— Extrait du document —
◆ ◆ ◆ ◆ ◆ ◆ ◆
La région lombarde a été sévèrement frappée par la crise économique mondiale : le PIB a subi en 2009 un recul de 6,2 %, contre 5,5 % au niveau national, et n'a pas retrouvé depuis son niveau d'avant-crise. La structure même de son économie explique ces évolutions, la Lombardie se caractérisant par sa forte ouverture internationale et par une spécialisation dans les activités industrielles qui représentent 30,4 % de la valeur ajoutée créée dans la région
Si les tensions sur le marché du travail ont provoqué un doublement du taux de chômage, passé de 3,2 % de la population active en 2007 à 7,1 % l'an dernier, la région demeure l'une de celles où son niveau demeure le plus bas (10,7 % au plan national).
b) La Lombardie a résisté à la désindustrialisation
L'agriculture a été la base du développement économique de la région. Elle a connu un processus de mécanisation et de restructuration et se concentre principalement sur la production de céréales (maïs, soja, froment), légumes, fruits (poires et melons) et de vin. La production de fourrage est très développée et utilisée dans le cadre de l'élevage bovin et porcin.
L'industrie est dominée par des petites et moyennes entreprises familiales, souvent sous-traitantes de l'industrie allemande, et par la présence de plusieurs grandes entreprises. Elle est florissante dans de nombreux secteurs, en particulier ceux de la mécanique, l'électronique, la métallurgie, le textile, la chimie, la pétrochimie, la pharmacie, l'agroalimentaire, le mobilier et les chaussures. Milan et sa province comprennent près de 40 % des entreprises industrielles lombardes. La part de l'industrie dans l'emploi est largement supérieure à la moyenne italienne (36,2 % des actifs contre 29,9 %).
Dans le secteur tertiaire, le commerce et la finance sont les principaux moteurs de l'activité. Milan est le siège de la bourse italienne, l'une des places financières majeures en Europe, et le siège des principales banques italiennes. La foire de Milan est par ailleurs le plus grand espace d'exposition d'Europe. Les activités bancaires, de transports, de communication et de services aux entreprises ont une place importante. Le tourisme a également un poids significatif, notamment en matière de tourisme d'affaires. Le tertiaire reste le secteur le plus important dans l'économie lombarde, tout comme dans le reste de l'Italie.
Fortement atteinte par les effets de la crise mondiale du fait de la structure même de son économie, la Lombardie demeure toutefois le moteur économique de l'Italie et présente des résultats bien supérieurs à la moyenne italienne en termes d'activité. Sa faiblesse réside néanmoins dans un moindre investissement dans les nouvelles technologies, en comparaison avec certaines régions européennes.
◆ ◆ ◆ ◆ ◆ ◆ ◆
— Données fournies —
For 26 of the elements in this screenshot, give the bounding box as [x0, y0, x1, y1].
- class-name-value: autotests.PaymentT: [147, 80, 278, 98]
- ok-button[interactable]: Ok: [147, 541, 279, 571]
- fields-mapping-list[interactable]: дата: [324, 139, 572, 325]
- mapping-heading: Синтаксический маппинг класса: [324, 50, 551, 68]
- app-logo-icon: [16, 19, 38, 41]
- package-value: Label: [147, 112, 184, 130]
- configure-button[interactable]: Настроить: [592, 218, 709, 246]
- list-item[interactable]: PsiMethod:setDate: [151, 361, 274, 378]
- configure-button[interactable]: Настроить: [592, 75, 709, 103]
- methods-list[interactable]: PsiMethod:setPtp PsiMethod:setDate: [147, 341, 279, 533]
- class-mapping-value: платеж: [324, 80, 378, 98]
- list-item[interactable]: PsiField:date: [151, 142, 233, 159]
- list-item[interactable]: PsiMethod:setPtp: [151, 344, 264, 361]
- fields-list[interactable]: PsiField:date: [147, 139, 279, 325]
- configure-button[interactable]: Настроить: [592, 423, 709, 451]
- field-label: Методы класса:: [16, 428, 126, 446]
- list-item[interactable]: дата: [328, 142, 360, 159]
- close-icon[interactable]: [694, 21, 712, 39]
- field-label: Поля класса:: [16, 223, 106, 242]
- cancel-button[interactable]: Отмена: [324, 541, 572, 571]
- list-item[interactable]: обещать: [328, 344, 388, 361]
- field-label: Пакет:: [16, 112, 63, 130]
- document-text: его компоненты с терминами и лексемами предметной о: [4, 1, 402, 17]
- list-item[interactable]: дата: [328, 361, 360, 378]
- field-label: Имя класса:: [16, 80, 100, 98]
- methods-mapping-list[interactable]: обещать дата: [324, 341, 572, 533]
◆ ◆ ◆ ◆ ◆ ◆ ◆
— Consignes —
A. Résumez en deux phrases l'extrait sur l'économie lombarde.
B. Recopiez le passage de l'extrait sur l'économie lombarde qui va de « L'industrie est dominée » jusqu'à « contre 29,9 %). ».

— Réponses —
A. Très ouverte à l'international et spécialisée dans l'industrie, l'économie lombarde a été durement frappée par la crise mondiale : le PIB a reculé de 6,2 % en 2009 et le chômage est passé de 3,2 % à 7,1 %, un niveau qui reste l'un des plus bas du pays. Appuyée sur une agriculture mécanisée, une industrie florissante dominée par des PME familiales et un secteur tertiaire porté par le commerce et la finance milanaise, la Lombardie demeure le moteur économique de l'Italie, malgré un moindre investissement dans les nouvelles technologies.

B.
L'industrie est dominée par des petites et moyennes entreprises familiales, souvent sous-traitantes de l'industrie allemande, et par la présence de plusieurs grandes entreprises. Elle est florissante dans de nombreux secteurs, en particulier ceux de la mécanique, l'électronique, la métallurgie, le textile, la chimie, la pétrochimie, la pharmacie, l'agroalimentaire, le mobilier et les chaussures. Milan et sa province comprennent près de 40 % des entreprises industrielles lombardes. La part de l'industrie dans l'emploi est largement supérieure à la moyenne italienne (36,2 % des actifs contre 29,9 %).